SELECTED TEXT
----
|Back Yard Happy Hour 5.75x3.25 Watercolor on paper (sold)|
Every January, I clean my art space - mentally, physically and strategically. The process is rewarding on a variety of levels, but it can be overwhelming. [“Begin at the beginning," the King said, very gravely, "and go on till you come to the end: then stop.” ― Lewis Carroll, Alice in Wonderland] I keep the cleaning hospitable with good music or a tantalizing audio book, and a fresh pot of tea. Having a planner close by helps - to jot musings down - because flipping through a year's worth of artwork is akin to the Annual Employee Review process, and it influences the way I plan the upcoming year. It's helpful to haul in cleaning supplies & storage bins [sterilite boxes] to sort and categorize art (unfinished, finished, needs framing, etc.) At first, its a huge mess. Like this:
|Cleaning out my studio usually starts with a messy purge of all drawers & the closet,|
so I remember what I have in supplies, and what I've finished over the course of the year, creatively.
----
ACTIONS TO TAKE
- 1) Answer these questions using the post above about cleaning an art studio:
(a) In which month does the writer clean the art space?
(b) What does the writer keep close by for jotting down musings?
(c) What medium is listed for "Back Yard Happy Hour"?
- 2) Write a continuation of the post about cleaning an art studio, picking up right after its final sentence.
----
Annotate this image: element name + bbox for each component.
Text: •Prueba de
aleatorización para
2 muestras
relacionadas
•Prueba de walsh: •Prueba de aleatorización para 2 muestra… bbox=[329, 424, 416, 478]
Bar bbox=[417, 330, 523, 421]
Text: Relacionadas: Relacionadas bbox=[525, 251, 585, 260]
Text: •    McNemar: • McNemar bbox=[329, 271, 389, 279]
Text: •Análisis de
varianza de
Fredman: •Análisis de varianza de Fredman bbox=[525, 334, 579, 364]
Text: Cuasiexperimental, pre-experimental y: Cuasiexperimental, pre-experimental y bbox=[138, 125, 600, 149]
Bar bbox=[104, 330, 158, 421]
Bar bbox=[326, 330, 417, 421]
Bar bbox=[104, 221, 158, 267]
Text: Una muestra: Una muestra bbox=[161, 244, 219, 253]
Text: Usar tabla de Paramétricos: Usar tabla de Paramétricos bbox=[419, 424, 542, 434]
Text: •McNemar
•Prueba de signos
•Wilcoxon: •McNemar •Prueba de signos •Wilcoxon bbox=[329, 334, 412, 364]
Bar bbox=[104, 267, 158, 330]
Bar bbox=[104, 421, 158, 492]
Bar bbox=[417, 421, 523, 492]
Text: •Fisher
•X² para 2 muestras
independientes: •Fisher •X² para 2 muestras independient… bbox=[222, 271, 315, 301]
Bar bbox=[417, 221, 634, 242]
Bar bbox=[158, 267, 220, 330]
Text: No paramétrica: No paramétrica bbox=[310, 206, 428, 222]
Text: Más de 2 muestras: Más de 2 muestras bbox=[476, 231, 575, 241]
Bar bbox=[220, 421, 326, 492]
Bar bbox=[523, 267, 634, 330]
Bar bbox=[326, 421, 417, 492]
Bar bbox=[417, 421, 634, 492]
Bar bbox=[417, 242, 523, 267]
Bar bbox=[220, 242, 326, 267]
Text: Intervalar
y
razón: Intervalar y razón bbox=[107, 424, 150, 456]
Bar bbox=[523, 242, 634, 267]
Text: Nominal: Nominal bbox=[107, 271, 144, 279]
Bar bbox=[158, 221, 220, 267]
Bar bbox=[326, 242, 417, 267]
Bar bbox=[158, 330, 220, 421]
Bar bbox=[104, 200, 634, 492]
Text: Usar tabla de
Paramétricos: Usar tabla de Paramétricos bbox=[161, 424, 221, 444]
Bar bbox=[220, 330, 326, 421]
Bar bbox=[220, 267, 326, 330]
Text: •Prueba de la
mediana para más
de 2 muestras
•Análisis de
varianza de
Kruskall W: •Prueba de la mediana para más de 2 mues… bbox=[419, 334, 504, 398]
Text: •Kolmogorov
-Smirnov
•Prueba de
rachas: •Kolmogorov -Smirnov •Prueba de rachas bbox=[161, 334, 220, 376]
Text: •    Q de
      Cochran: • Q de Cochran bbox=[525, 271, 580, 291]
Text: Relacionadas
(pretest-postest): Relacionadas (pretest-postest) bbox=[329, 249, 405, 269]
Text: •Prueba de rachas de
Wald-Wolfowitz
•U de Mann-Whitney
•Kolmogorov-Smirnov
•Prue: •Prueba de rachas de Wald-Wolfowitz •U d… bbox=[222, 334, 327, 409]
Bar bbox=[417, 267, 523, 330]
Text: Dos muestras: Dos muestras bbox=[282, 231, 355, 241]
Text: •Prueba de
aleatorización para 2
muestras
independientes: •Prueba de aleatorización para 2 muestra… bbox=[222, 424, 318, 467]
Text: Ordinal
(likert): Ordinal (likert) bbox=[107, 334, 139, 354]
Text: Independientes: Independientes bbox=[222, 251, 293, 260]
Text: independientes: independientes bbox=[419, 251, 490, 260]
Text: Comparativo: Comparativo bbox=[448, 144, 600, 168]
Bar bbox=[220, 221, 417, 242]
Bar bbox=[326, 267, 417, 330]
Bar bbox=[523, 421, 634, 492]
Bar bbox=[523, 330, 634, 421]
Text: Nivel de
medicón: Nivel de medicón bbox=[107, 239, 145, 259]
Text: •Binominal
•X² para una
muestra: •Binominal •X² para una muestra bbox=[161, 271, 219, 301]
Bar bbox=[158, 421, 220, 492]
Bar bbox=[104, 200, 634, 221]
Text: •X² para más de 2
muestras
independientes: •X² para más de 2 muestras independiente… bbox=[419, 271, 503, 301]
----
ANSWERS BELOW
- 1)
(a) January
(b) A planner
(c) Watercolor on paper

- 2)
|Ready to get to work.|
This is one of the most painful reconciliations to make in a creative life. But maybe it doesn’t have to be quite so full of anguish if you never happened to believe, in the first place, that the most extraordinary aspects of your being came from you. But maybe if you just believed that they were on loan to you from some unimaginable source for some exquisite portion of your life to be passed along when you’re finished, with somebody else.
And what I have to sort of keep telling myself when I get really psyched out about that, is, don’t be afraid. Don’t be daunted. Just do your job. Continue to show up for your piece of it, whatever that might be. If your job is to dance, do your dance. If the divine, cockeyed genius assigned to your case decides to let some sort of wonderment be glimpsed, for just one moment through your efforts, then “Ole!” And if not, do your dance anyhow. And “Ole!” to you, nonetheless. I believe this and I feel that we must teach it.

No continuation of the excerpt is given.